Ikuti Kami

Jakarta Dipimpin Anies, Untaian Retorika Nol Aksi & Eksekusi

Rio Sambodo: Saya bisa menyimpulkan sekali lagi kepemimpinan daerah Gubernur Anies Baswedan itu masuk dalam kategori gagal total.

Jakarta Dipimpin Anies, Untaian Retorika Nol Aksi & Eksekusi
Wawancara langsung jurnalis Gesuri.id Haerandi dengan Anggota DPRD DKI Jakarta Komisi A, Rio Sambodo, Selasa (19/7). (istimewa)

Jakarta, Gesuri.id - Anies Baswedan terpilih sebagai gubernur pada Pilgub DKI Jakarta 2017 silam. Kala itu ia berpasangan dengan Sandiaga Uno, yang kemudian memutuskan mundur dari kursi Wagub demi mengikuti Pilpres 2019. Lalu, posisinya diganti oleh Ahmad Riza Patria. 

Tak terasa, masa bakti Anies-Riza akan berakhir Oktober mendatang, kepemimpinan Anies sebagai gubernur DKI Jakarta dianggap gagal total karena banyak janji kampanye yang tidak terealisasi. 

Lantas apa parameter kegagalan itu, sejauh mana realisasi janji kampanye, berikut petikan wawancara langsung jurnalis Gesuri.id Haerandi dengan Anggota DPRD DKI Jakarta Komisi A, Rio Sambodo, Selasa (19/7).

1. Apa saja yang menjadi tupoksi komisi A DPRD DKI Jakarta?

Pertama, pembangunan di DKI Jakarta itu dibagi dalam lima bidang yang kemudian itu dinaungi dan menaungi eksekutif dan legislatif itu bidang pertama pemerintahan, kedua bidang perekonomian, ketiga bidang keuangan, keempat bidang pembangunan, kelima bidang kesra. Dalam klasifikasi atau pengelompokan di Di DPRD sebagai Legislatif itu sama dibagi dalam lima kelompok yang kemudian dibentuk dalam komisi A, komisi B, komisi C, komisi D dan komisi E.

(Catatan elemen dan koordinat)

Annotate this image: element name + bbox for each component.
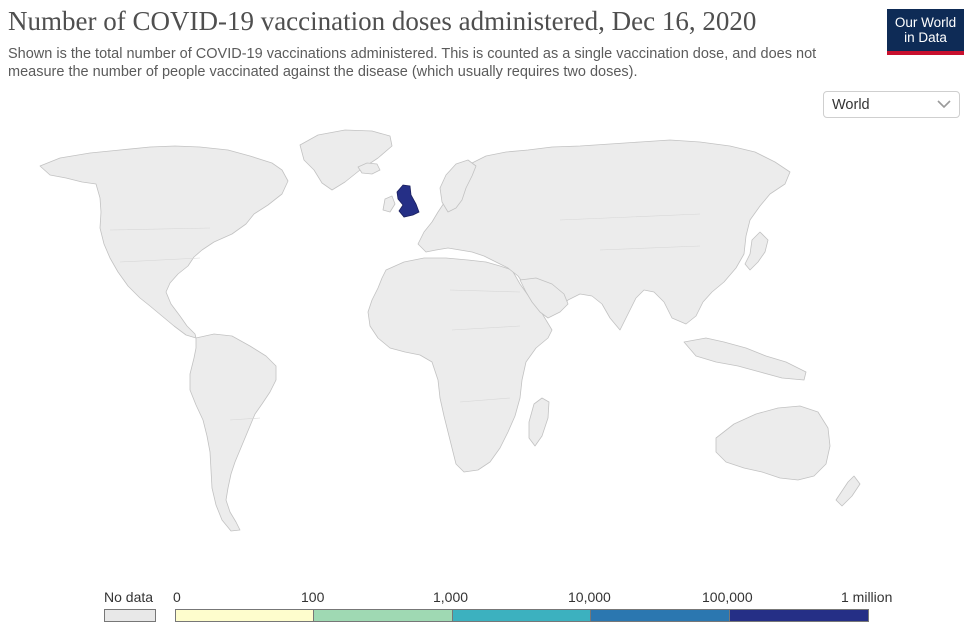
japan[interactable]: [744, 231, 769, 271]
maritime-southeast-asia[interactable]: [683, 337, 807, 381]
legend-tick-0: 0: [173, 589, 181, 605]
legend-bin-100-1000[interactable]: [313, 609, 453, 622]
hatch-lines: [109, 213, 701, 421]
new-zealand[interactable]: [835, 475, 861, 507]
chevron-down-icon: [937, 100, 951, 109]
africa[interactable]: [367, 257, 553, 473]
australia[interactable]: [715, 405, 831, 481]
arabian-peninsula[interactable]: [519, 277, 569, 319]
legend-tick-1-million: 1 million: [841, 589, 893, 605]
legend-tick-1000: 1,000: [433, 589, 469, 605]
legend-tick-100000: 100,000: [702, 589, 753, 605]
chart-subtitle: Shown is the total number of COVID-19 va…: [8, 46, 817, 80]
chart-title: Number of COVID-19 vaccination doses adm…: [8, 6, 757, 36]
iceland[interactable]: [357, 162, 381, 175]
legend-tick-10000: 10,000: [568, 589, 611, 605]
legend-bin-100000-1-million[interactable]: [729, 609, 869, 622]
ireland[interactable]: [382, 195, 396, 213]
north-america[interactable]: [39, 145, 289, 339]
greenland[interactable]: [299, 129, 393, 191]
legend-tick-100: 100: [301, 589, 325, 605]
region-selector-value: World: [832, 97, 870, 113]
legend-no-data-swatch[interactable]: [104, 609, 156, 622]
legend-bin-1000-10000[interactable]: [452, 609, 591, 622]
region-selector[interactable]: World: [823, 91, 960, 118]
land-masses: [39, 129, 861, 532]
madagascar[interactable]: [528, 397, 550, 447]
scandinavia[interactable]: [439, 159, 477, 213]
legend-bin-10000-100000[interactable]: [590, 609, 730, 622]
logo-line-2: in Data: [904, 30, 947, 45]
south-america[interactable]: [189, 333, 277, 532]
color-legend: No data 0 100 1,000 10,000 100,000 1 mil…: [0, 585, 977, 642]
legend-bin-0-100[interactable]: [175, 609, 314, 622]
owid-logo[interactable]: Our World in Data: [887, 9, 964, 55]
logo-line-1: Our World: [894, 15, 957, 30]
world-map[interactable]: [0, 120, 977, 550]
united-kingdom[interactable]: [396, 184, 420, 218]
legend-no-data-label: No data: [104, 589, 154, 605]
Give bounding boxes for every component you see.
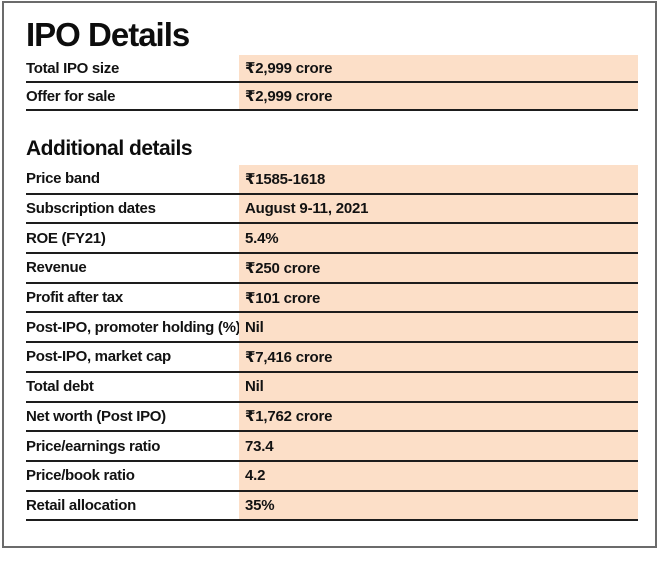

§ Arahan Tugas A:
Tentukan apakah tiap pernyataan berikut sesuai dengan teks wawancara tentang kepemimpinan Anies di Jakarta. Jawab ya atau tidak dan kutip kata-kata teks yang menentukan jawaban itu. (i) Sandiaga Uno mundur dari kursi Wagub untuk mengikuti Pilpres 2019. (ii) Masa bakti Anies-Riza berakhir pada bulan Desember. (iii) Pembangunan di DKI Jakarta dibagi dalam tujuh bidang.
§ Arahan Tugas B:
Tuliskan lanjutan teks wawancara tentang kepemimpinan Anies di Jakarta, dimulai setelah kalimat terakhir yang ditampilkan.

§ Hasil Akhir A:
(i) Ya: "yang kemudian memutuskan mundur dari kursi Wagub demi mengikuti Pilpres 2019"
(ii) Tidak: "masa bakti Anies-Riza akan berakhir Oktober mendatang"
(iii) Tidak: "pembangunan di DKI Jakarta itu dibagi dalam lima bidang"

§ Hasil Akhir B:
Saya ditugaskan tahun 2019 kemarin di komisi A bidang pemerintahan bidang pemerintahan dan pertanahan dimana bidang pemerintahan itu terdiri dari pamong, walikota, camat, kelembagaan pemerintahan, lurah, RT, RW, LMK, dewan kota, PKK dan sebagainya. Itu kelembagaan pemerintahan. Kemudian kita juga membawahi bidang kepegawaian ASN dan non ASN yang bertugas di DKI Jakarta, itu masuk dalam naungan Badan Kepegawaian Daerah.

Lalu, yang termasuk dalam kepegawaian termasuk belanja pegawai. Soal pertanahan, ini memang adalah mitra kerja pemerintah pusat tetapi sesuai dengan undang-undang persoalan pertanahan itu dan perkawinan itu tidak lepas dari unsur Pemda dalam hal ini lurah.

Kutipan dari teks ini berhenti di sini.